▶ Short problem
Track down each line that has the word "ylabel" and copy it.
---------- Source data
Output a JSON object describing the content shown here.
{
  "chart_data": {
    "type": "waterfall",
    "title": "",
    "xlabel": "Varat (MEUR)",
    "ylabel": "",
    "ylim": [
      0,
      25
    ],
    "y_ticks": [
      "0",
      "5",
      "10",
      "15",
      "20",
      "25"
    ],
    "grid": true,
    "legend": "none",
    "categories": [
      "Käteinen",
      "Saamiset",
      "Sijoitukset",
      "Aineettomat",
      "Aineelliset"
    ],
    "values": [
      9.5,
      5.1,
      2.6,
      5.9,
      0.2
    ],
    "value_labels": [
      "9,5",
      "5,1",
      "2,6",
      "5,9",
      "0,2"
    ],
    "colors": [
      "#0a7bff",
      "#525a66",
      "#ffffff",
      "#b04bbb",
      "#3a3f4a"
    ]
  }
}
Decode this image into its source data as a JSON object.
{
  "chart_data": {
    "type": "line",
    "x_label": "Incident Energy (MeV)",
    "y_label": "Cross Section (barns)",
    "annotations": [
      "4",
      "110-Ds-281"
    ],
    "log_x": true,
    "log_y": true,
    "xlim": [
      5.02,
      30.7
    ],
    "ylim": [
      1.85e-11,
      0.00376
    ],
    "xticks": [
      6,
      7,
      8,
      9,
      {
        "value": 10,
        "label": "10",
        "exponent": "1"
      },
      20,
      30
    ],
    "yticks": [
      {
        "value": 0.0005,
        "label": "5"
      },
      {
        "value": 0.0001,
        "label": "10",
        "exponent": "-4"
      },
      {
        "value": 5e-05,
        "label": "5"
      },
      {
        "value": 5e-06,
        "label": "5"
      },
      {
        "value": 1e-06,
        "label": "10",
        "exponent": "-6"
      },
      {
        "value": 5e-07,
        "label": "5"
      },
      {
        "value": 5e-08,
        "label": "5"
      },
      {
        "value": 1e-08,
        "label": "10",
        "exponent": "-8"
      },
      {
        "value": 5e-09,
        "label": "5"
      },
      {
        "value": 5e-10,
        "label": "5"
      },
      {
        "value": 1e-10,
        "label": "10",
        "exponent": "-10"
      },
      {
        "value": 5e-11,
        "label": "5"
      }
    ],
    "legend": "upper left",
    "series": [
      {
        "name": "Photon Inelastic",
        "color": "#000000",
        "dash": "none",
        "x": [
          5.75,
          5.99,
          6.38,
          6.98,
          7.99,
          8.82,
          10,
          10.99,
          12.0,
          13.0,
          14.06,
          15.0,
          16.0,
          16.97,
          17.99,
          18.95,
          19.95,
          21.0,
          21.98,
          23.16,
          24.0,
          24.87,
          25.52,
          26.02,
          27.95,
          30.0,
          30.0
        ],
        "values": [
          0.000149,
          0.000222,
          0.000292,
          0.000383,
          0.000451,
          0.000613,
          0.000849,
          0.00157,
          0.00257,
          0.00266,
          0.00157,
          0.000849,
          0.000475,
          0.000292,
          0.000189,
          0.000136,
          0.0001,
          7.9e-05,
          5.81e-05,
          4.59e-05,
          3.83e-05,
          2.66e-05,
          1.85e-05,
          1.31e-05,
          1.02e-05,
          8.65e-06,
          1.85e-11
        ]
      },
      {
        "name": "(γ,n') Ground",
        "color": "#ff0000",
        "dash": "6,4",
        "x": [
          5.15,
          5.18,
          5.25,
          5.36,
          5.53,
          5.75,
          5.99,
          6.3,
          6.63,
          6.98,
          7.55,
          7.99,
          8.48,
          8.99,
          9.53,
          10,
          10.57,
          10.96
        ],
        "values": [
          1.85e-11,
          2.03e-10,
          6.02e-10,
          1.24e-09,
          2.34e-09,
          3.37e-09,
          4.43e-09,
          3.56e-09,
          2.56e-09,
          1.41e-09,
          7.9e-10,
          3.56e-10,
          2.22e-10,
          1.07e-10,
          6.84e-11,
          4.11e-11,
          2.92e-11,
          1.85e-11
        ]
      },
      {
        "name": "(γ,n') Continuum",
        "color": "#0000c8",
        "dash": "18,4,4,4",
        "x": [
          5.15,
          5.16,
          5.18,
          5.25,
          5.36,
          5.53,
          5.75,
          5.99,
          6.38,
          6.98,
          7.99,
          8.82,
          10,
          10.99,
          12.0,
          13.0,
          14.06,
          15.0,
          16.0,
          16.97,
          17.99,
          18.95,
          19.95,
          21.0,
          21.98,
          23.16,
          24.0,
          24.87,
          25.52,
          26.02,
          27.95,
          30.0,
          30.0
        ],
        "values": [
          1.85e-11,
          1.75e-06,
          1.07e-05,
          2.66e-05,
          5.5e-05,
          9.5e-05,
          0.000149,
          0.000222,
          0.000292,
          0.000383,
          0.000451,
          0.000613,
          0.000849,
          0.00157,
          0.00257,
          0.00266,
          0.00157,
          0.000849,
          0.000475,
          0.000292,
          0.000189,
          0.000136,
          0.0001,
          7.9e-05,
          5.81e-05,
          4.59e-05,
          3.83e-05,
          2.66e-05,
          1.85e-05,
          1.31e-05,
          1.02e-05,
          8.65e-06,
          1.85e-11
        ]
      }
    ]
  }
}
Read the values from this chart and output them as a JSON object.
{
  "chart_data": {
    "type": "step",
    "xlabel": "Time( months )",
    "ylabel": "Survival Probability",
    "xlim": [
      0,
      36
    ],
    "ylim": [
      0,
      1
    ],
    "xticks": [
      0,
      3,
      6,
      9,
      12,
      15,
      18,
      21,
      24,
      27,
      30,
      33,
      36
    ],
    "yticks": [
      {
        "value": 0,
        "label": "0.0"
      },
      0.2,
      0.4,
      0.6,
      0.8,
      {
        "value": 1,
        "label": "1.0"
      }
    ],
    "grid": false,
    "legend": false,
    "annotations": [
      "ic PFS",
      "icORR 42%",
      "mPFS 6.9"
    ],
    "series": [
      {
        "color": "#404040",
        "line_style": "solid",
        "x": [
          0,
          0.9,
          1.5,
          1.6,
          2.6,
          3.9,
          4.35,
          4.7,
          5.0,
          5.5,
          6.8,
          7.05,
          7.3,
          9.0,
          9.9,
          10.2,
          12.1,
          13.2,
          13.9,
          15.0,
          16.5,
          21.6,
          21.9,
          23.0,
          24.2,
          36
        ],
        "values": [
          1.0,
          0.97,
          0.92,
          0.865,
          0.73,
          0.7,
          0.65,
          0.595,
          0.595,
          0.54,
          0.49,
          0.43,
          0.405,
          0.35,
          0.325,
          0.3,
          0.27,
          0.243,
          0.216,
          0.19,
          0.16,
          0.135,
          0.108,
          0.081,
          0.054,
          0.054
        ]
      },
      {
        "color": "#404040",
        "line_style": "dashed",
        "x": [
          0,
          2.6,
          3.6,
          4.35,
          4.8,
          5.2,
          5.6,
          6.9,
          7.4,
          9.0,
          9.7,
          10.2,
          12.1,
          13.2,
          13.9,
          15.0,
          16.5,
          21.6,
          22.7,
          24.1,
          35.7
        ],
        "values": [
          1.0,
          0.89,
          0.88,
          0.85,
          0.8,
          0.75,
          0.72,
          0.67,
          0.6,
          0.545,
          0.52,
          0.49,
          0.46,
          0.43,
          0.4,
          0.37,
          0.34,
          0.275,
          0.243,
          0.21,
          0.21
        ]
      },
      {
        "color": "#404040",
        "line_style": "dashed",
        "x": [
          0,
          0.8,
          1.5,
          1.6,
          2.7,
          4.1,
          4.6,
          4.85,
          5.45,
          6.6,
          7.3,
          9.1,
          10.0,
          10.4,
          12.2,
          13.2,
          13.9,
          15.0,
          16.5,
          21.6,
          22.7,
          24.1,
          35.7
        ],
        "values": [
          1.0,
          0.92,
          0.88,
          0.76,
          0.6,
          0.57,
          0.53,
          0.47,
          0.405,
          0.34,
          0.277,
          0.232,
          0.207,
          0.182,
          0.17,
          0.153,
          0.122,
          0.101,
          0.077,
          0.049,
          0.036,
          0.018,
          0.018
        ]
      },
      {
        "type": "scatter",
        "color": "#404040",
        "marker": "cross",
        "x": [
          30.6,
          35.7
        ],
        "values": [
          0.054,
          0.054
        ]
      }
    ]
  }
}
--------------------
▶ Exercise solution
    "ylabel": "",
    "ylabel": "Survival Probability",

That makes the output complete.